Directions for this task
Present every line in which the string "JSON" appears.
### Records shown ###
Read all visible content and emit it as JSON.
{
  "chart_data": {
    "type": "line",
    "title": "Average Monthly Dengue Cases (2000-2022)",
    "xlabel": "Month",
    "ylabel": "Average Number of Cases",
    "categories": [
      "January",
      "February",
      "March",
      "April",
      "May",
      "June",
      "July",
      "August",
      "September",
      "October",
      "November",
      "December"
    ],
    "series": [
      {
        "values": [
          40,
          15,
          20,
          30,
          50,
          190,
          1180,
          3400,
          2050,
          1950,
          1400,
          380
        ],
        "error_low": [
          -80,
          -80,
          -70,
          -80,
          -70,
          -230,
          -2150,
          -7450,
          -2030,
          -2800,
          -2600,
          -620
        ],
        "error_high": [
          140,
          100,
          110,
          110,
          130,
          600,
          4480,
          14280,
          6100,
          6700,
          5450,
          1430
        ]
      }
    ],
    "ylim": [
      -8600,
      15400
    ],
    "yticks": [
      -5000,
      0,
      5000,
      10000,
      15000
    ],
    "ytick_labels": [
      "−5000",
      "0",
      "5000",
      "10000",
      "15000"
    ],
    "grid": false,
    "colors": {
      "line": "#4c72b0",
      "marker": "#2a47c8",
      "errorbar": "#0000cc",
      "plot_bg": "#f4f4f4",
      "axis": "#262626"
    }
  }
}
###
### Records shown ###
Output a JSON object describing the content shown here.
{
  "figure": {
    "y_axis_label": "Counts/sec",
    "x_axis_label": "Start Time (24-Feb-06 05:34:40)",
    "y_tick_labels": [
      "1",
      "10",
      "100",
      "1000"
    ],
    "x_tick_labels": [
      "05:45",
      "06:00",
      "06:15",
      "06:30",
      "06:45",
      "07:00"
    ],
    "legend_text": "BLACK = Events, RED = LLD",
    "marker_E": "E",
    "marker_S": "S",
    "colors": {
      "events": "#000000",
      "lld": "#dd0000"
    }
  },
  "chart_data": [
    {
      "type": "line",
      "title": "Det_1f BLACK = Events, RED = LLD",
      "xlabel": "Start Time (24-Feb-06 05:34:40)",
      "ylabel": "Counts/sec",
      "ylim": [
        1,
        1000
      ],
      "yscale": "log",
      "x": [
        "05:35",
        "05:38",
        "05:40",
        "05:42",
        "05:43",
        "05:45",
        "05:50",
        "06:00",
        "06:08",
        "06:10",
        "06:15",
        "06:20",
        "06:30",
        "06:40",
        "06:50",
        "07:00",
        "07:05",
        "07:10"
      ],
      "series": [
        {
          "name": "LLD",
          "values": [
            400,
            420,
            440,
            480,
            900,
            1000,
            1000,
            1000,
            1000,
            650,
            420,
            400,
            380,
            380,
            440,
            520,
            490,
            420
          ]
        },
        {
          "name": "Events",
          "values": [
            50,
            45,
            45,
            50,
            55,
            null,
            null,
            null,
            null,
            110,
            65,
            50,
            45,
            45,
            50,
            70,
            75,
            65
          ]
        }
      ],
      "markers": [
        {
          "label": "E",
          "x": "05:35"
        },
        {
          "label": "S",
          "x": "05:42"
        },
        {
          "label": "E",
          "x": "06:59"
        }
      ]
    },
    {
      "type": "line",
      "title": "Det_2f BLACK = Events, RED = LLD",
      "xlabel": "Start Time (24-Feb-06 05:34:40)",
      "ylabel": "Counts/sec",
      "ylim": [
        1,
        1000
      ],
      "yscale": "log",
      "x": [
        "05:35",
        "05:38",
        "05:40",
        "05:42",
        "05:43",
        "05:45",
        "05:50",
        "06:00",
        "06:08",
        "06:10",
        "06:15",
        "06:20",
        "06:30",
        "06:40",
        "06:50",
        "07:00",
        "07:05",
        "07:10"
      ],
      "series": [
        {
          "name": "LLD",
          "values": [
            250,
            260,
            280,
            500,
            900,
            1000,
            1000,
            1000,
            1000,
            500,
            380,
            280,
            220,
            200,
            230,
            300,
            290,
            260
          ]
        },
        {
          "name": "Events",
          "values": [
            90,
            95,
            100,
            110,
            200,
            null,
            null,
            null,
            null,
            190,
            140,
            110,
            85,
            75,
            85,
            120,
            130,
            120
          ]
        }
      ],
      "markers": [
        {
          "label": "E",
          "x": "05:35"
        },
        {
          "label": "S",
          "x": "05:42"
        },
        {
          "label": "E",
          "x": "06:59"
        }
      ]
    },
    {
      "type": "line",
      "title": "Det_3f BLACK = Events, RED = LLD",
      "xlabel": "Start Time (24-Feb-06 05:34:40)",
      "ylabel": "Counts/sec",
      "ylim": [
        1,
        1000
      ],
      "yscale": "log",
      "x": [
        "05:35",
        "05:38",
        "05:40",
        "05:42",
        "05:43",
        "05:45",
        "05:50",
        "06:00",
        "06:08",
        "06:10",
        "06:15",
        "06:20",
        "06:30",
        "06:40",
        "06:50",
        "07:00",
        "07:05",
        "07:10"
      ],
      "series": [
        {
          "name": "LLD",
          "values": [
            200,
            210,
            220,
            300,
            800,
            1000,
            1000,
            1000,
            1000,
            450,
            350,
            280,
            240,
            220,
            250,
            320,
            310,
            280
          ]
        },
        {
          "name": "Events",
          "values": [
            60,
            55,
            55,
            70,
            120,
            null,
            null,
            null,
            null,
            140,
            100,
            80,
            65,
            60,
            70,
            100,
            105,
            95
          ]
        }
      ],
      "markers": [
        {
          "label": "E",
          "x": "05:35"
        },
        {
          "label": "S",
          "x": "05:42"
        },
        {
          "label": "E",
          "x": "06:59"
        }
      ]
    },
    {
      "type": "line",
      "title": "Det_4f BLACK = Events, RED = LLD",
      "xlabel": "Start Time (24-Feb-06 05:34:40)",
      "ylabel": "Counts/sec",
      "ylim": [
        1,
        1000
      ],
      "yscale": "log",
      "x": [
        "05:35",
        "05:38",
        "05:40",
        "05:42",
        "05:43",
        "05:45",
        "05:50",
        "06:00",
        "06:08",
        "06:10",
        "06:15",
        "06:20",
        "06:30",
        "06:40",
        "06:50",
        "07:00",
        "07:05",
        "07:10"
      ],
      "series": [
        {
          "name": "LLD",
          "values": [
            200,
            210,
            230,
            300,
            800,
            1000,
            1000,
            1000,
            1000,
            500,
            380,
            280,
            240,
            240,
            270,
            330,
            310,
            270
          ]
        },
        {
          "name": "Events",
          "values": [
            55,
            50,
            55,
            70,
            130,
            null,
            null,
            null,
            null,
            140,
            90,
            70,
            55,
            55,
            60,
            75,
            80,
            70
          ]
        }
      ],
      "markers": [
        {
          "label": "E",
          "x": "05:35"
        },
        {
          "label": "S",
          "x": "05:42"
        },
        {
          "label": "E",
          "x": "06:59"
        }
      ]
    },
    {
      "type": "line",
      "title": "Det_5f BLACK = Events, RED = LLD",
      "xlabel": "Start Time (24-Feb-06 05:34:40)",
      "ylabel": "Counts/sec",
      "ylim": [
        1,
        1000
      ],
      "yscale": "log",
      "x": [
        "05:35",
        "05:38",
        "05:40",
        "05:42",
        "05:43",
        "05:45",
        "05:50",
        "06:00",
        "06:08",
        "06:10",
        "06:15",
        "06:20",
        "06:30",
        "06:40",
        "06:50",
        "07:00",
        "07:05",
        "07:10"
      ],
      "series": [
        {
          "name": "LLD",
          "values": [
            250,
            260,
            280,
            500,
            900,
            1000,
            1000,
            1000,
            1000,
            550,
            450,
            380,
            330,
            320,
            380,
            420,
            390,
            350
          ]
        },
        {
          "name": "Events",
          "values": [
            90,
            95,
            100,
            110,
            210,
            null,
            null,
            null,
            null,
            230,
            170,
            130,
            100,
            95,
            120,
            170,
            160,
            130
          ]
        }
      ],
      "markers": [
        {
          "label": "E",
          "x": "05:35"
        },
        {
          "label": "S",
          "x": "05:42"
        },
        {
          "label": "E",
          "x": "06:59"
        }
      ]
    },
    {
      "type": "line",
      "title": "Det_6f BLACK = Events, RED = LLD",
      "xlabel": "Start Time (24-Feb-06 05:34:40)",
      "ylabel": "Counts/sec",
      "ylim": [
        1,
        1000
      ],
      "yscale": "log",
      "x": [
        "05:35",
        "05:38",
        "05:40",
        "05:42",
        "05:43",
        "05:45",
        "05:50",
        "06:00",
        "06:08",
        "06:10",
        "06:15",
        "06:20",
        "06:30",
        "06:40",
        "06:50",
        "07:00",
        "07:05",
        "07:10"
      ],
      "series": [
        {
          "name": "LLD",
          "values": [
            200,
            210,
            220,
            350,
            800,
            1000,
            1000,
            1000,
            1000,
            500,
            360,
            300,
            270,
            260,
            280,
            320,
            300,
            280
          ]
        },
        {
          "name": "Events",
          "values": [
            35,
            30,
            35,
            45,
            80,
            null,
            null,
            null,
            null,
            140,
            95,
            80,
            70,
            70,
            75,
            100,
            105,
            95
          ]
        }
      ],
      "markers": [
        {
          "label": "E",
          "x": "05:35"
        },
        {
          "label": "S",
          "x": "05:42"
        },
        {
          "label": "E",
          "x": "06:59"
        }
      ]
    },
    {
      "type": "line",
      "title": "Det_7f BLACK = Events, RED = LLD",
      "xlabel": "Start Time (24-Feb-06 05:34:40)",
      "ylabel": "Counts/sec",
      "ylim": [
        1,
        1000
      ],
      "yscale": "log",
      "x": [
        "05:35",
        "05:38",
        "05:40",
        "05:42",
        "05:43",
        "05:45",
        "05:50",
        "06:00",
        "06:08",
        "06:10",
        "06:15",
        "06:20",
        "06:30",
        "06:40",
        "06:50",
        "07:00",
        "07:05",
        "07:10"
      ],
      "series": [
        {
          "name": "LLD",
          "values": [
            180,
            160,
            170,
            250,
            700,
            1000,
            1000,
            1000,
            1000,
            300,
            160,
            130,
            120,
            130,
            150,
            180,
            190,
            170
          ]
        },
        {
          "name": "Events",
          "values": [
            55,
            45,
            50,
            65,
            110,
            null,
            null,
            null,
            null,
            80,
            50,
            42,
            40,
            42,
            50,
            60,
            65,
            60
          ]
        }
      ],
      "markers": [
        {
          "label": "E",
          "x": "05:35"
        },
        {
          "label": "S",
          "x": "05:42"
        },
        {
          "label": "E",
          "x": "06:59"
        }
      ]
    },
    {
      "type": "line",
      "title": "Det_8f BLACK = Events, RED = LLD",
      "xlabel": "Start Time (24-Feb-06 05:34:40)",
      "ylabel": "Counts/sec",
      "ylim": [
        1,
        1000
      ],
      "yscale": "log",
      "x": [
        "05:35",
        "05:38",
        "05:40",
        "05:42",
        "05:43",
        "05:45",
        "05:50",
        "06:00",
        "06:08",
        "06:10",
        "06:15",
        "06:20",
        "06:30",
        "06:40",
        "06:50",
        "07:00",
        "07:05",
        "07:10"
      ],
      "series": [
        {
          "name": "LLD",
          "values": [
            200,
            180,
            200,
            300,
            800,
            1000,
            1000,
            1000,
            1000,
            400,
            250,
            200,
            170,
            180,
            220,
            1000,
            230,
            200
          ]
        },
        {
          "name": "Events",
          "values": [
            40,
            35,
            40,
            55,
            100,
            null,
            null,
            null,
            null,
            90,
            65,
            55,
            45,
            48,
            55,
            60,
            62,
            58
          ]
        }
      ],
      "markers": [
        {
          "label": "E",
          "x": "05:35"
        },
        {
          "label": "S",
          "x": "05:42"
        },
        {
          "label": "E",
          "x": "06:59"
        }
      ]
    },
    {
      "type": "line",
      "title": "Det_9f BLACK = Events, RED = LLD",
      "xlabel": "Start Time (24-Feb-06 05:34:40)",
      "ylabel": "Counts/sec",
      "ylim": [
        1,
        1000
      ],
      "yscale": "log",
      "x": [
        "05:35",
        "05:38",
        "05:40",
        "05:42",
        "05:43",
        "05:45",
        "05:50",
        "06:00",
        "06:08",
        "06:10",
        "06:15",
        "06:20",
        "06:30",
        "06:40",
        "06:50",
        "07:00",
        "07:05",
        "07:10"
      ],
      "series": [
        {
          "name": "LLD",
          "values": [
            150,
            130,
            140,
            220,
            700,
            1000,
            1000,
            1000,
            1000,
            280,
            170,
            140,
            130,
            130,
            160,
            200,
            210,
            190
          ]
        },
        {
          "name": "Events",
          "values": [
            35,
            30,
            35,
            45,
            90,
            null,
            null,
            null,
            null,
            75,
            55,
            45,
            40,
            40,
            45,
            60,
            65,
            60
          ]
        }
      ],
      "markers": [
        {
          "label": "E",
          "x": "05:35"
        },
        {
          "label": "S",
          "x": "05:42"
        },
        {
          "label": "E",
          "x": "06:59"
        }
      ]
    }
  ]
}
###
Result for this exercise
Read all visible content and emit it as JSON.
Output a JSON object describing the content shown here.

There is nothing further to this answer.